==== Source data ====

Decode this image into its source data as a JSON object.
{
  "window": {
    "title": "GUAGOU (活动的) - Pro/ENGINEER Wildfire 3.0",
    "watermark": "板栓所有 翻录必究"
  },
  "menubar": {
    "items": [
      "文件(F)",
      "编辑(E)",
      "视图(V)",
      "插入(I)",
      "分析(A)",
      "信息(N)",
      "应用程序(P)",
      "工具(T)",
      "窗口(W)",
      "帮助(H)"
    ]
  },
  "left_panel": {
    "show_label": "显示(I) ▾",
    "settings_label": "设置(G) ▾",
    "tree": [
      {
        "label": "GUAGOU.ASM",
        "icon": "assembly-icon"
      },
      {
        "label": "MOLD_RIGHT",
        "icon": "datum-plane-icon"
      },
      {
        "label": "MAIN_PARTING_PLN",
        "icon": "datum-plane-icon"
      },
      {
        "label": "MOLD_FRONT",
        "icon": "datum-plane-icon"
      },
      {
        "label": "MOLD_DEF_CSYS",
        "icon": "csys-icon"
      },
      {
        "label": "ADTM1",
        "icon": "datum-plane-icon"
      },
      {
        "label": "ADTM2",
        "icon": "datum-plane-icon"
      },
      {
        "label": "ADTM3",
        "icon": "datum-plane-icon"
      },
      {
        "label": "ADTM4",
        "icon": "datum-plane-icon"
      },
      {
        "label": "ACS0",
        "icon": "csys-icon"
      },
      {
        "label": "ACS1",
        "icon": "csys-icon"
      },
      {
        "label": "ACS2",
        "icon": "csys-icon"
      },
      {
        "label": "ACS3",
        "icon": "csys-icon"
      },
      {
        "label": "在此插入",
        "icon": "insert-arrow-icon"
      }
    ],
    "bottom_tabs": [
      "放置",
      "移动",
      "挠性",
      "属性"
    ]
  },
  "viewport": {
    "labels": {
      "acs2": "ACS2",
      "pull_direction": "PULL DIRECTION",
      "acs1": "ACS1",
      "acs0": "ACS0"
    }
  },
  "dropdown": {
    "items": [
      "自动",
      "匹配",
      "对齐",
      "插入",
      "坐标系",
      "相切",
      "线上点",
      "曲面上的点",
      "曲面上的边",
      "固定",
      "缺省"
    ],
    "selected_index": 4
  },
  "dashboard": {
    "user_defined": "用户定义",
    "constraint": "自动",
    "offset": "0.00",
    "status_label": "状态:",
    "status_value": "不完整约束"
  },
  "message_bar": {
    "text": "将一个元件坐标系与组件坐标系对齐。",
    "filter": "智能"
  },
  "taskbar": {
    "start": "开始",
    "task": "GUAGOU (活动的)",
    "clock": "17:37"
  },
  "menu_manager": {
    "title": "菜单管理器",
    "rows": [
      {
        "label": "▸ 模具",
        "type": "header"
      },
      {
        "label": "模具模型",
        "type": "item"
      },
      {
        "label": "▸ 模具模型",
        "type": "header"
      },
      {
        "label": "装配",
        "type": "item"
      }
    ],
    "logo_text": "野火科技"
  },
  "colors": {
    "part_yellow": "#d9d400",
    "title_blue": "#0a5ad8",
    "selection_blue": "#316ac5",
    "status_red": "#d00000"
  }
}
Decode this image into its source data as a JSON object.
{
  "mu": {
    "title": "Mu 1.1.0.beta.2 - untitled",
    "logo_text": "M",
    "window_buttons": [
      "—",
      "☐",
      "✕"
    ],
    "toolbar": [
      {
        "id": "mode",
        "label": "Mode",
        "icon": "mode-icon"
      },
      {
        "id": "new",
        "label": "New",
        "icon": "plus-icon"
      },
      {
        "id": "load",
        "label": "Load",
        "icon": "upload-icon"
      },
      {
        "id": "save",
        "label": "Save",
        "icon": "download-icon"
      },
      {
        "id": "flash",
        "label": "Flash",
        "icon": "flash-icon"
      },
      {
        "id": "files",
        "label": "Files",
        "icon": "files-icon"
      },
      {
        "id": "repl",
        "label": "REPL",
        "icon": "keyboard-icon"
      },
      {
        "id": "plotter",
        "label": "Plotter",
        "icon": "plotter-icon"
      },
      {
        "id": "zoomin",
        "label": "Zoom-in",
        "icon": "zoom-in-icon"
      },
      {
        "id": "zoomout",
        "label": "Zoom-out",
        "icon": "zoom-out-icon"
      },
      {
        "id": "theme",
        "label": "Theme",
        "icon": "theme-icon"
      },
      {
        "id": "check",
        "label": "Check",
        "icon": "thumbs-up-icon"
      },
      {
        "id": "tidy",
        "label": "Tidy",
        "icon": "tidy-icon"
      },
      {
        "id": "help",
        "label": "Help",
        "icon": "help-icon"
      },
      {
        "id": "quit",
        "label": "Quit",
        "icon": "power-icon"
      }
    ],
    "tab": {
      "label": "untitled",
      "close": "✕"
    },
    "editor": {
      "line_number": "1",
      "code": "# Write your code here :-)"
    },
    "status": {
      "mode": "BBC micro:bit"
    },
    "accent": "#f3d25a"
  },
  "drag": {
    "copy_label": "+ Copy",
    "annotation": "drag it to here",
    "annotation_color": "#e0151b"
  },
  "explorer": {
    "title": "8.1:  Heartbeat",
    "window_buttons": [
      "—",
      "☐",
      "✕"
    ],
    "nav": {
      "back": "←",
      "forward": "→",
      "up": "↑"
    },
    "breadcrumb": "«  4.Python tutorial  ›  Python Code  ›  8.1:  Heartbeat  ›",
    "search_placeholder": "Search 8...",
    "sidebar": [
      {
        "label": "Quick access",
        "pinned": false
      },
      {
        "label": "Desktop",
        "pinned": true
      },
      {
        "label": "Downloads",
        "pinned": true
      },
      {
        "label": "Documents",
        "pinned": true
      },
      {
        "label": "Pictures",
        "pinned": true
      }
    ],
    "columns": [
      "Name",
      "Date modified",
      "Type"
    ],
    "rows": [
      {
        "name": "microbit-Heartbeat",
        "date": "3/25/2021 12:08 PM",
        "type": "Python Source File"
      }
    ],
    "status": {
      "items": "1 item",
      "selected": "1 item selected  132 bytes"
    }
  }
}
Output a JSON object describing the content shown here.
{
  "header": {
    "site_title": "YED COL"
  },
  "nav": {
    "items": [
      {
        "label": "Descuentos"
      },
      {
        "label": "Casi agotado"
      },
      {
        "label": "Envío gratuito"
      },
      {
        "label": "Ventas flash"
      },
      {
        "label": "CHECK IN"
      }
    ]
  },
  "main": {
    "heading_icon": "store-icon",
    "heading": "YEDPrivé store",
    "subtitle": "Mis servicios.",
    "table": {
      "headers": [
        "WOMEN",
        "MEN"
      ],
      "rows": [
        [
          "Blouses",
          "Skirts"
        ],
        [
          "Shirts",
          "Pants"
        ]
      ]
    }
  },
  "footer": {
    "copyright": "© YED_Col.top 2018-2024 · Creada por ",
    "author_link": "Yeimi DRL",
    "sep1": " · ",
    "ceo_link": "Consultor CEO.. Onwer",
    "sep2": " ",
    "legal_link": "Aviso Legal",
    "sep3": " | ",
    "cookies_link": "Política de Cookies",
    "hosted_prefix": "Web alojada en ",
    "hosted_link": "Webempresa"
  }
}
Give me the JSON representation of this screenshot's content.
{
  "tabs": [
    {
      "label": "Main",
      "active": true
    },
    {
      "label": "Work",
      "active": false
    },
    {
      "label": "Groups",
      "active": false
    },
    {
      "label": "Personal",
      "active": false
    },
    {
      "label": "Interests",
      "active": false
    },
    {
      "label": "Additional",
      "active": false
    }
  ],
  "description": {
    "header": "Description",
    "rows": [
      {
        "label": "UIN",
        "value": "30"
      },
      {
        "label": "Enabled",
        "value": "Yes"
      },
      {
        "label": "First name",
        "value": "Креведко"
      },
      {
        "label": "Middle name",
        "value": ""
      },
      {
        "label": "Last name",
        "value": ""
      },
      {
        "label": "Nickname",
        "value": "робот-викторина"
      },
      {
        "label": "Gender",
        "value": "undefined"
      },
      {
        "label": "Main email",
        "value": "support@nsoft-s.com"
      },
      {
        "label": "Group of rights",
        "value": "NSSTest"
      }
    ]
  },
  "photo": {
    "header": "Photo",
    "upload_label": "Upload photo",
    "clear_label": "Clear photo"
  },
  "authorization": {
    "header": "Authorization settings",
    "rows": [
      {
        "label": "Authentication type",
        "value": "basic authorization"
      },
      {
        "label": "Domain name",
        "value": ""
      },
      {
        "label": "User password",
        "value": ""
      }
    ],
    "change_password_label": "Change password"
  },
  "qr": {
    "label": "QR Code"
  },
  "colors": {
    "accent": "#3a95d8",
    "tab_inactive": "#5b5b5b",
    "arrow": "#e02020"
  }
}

====

Among these entries, how many lines include the string "arrow"? Reply with the number by itself.

2